>> start Data supplied

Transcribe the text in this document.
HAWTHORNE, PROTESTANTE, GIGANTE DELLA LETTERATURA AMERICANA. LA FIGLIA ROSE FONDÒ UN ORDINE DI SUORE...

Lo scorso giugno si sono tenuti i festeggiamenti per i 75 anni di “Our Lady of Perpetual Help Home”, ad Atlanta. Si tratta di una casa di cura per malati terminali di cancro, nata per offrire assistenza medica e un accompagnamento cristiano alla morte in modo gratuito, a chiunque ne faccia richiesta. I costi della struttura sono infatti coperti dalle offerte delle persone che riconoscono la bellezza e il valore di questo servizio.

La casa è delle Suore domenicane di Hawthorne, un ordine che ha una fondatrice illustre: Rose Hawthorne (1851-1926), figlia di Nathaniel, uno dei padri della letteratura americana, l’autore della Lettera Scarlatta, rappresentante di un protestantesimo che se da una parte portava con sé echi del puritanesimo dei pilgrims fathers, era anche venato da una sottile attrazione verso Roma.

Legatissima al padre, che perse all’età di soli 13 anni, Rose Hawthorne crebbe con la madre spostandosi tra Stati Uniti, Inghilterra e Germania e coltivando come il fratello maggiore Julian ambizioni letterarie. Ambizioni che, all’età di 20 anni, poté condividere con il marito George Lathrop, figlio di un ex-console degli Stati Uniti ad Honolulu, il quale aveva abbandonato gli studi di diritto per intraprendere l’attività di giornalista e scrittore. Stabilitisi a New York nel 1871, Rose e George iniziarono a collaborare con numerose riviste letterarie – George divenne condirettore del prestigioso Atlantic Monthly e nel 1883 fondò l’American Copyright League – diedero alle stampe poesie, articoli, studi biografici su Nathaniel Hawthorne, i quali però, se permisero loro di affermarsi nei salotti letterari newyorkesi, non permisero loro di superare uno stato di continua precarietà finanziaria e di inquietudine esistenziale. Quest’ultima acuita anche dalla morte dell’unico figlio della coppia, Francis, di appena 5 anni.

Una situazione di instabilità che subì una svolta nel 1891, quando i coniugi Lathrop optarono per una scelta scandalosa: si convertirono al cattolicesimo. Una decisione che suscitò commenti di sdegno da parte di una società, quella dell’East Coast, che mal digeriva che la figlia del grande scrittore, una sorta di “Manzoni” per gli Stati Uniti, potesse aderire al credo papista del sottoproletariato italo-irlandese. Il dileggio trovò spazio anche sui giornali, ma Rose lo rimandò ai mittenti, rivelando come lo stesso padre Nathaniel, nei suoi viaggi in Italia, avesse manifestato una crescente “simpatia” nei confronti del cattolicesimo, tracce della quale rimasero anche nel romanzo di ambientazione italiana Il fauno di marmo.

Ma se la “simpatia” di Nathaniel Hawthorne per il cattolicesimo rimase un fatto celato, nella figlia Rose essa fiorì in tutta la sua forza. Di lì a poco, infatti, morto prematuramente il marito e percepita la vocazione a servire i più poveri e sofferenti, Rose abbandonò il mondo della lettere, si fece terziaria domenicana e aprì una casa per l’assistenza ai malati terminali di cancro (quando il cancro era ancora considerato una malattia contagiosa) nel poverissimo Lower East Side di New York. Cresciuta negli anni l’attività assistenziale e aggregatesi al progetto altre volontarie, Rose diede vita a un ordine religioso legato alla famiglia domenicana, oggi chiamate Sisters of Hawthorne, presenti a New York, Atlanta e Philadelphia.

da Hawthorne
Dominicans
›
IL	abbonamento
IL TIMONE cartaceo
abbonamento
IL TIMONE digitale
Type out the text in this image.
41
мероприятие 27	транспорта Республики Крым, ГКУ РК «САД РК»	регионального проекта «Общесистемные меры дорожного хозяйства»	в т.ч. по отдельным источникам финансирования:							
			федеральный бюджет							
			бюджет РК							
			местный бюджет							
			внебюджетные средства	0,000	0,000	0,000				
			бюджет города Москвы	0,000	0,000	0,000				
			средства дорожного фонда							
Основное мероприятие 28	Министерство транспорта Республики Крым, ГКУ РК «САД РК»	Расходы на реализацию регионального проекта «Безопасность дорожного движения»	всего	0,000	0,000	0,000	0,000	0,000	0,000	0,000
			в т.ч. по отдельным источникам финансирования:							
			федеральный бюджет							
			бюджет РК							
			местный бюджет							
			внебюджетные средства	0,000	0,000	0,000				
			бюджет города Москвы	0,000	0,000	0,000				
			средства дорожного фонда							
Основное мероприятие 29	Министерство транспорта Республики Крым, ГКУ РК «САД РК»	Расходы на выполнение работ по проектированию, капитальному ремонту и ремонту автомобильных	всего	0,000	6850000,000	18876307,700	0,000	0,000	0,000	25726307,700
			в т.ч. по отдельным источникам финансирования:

>> end Data supplied

## What you need to do
Repeat each record exactly, leaving nothing out.

## Answer in full
Transcribe the text in this document.
HAWTHORNE, PROTESTANTE, GIGANTE DELLA LETTERATURA AMERICANA. LA FIGLIA ROSE FONDÒ UN ORDINE DI SUORE...

Lo scorso giugno si sono tenuti i festeggiamenti per i 75 anni di “Our Lady of Perpetual Help Home”, ad Atlanta. Si tratta di una casa di cura per malati terminali di cancro, nata per offrire assistenza medica e un accompagnamento cristiano alla morte in modo gratuito, a chiunque ne faccia richiesta. I costi della struttura sono infatti coperti dalle offerte delle persone che riconoscono la bellezza e il valore di questo servizio.

La casa è delle Suore domenicane di Hawthorne, un ordine che ha una fondatrice illustre: Rose Hawthorne (1851-1926), figlia di Nathaniel, uno dei padri della letteratura americana, l’autore della Lettera Scarlatta, rappresentante di un protestantesimo che se da una parte portava con sé echi del puritanesimo dei pilgrims fathers, era anche venato da una sottile attrazione verso Roma.

Legatissima al padre, che perse all’età di soli 13 anni, Rose Hawthorne crebbe con la madre spostandosi tra Stati Uniti, Inghilterra e Germania e coltivando come il fratello maggiore Julian ambizioni letterarie. Ambizioni che, all’età di 20 anni, poté condividere con il marito George Lathrop, figlio di un ex-console degli Stati Uniti ad Honolulu, il quale aveva abbandonato gli studi di diritto per intraprendere l’attività di giornalista e scrittore. Stabilitisi a New York nel 1871, Rose e George iniziarono a collaborare con numerose riviste letterarie – George divenne condirettore del prestigioso Atlantic Monthly e nel 1883 fondò l’American Copyright League – diedero alle stampe poesie, articoli, studi biografici su Nathaniel Hawthorne, i quali però, se permisero loro di affermarsi nei salotti letterari newyorkesi, non permisero loro di superare uno stato di continua precarietà finanziaria e di inquietudine esistenziale. Quest’ultima acuita anche dalla morte dell’unico figlio della coppia, Francis, di appena 5 anni.

Una situazione di instabilità che subì una svolta nel 1891, quando i coniugi Lathrop optarono per una scelta scandalosa: si convertirono al cattolicesimo. Una decisione che suscitò commenti di sdegno da parte di una società, quella dell’East Coast, che mal digeriva che la figlia del grande scrittore, una sorta di “Manzoni” per gli Stati Uniti, potesse aderire al credo papista del sottoproletariato italo-irlandese. Il dileggio trovò spazio anche sui giornali, ma Rose lo rimandò ai mittenti, rivelando come lo stesso padre Nathaniel, nei suoi viaggi in Italia, avesse manifestato una crescente “simpatia” nei confronti del cattolicesimo, tracce della quale rimasero anche nel romanzo di ambientazione italiana Il fauno di marmo.

Ma se la “simpatia” di Nathaniel Hawthorne per il cattolicesimo rimase un fatto celato, nella figlia Rose essa fiorì in tutta la sua forza. Di lì a poco, infatti, morto prematuramente il marito e percepita la vocazione a servire i più poveri e sofferenti, Rose abbandonò il mondo della lettere, si fece terziaria domenicana e aprì una casa per l’assistenza ai malati terminali di cancro (quando il cancro era ancora considerato una malattia contagiosa) nel poverissimo Lower East Side di New York. Cresciuta negli anni l’attività assistenziale e aggregatesi al progetto altre volontarie, Rose diede vita a un ordine religioso legato alla famiglia domenicana, oggi chiamate Sisters of Hawthorne, presenti a New York, Atlanta e Philadelphia.

da Hawthorne
Dominicans
›
IL	abbonamento
IL TIMONE cartaceo
abbonamento
IL TIMONE digitale
Type out the text in this image.
41
мероприятие 27	транспорта Республики Крым, ГКУ РК «САД РК»	регионального проекта «Общесистемные меры дорожного хозяйства»	в т.ч. по отдельным источникам финансирования:							
			федеральный бюджет							
			бюджет РК							
			местный бюджет							
			внебюджетные средства	0,000	0,000	0,000				
			бюджет города Москвы	0,000	0,000	0,000				
			средства дорожного фонда							
Основное мероприятие 28	Министерство транспорта Республики Крым, ГКУ РК «САД РК»	Расходы на реализацию регионального проекта «Безопасность дорожного движения»	всего	0,000	0,000	0,000	0,000	0,000	0,000	0,000
			в т.ч. по отдельным источникам финансирования:							
			федеральный бюджет							
			бюджет РК							
			местный бюджет							
			внебюджетные средства	0,000	0,000	0,000				
			бюджет города Москвы	0,000	0,000	0,000				
			средства дорожного фонда							
Основное мероприятие 29	Министерство транспорта Республики Крым, ГКУ РК «САД РК»	Расходы на выполнение работ по проектированию, капитальному ремонту и ремонту автомобильных	всего	0,000	6850000,000	18876307,700	0,000	0,000	0,000	25726307,700
			в т.ч. по отдельным источникам финансирования:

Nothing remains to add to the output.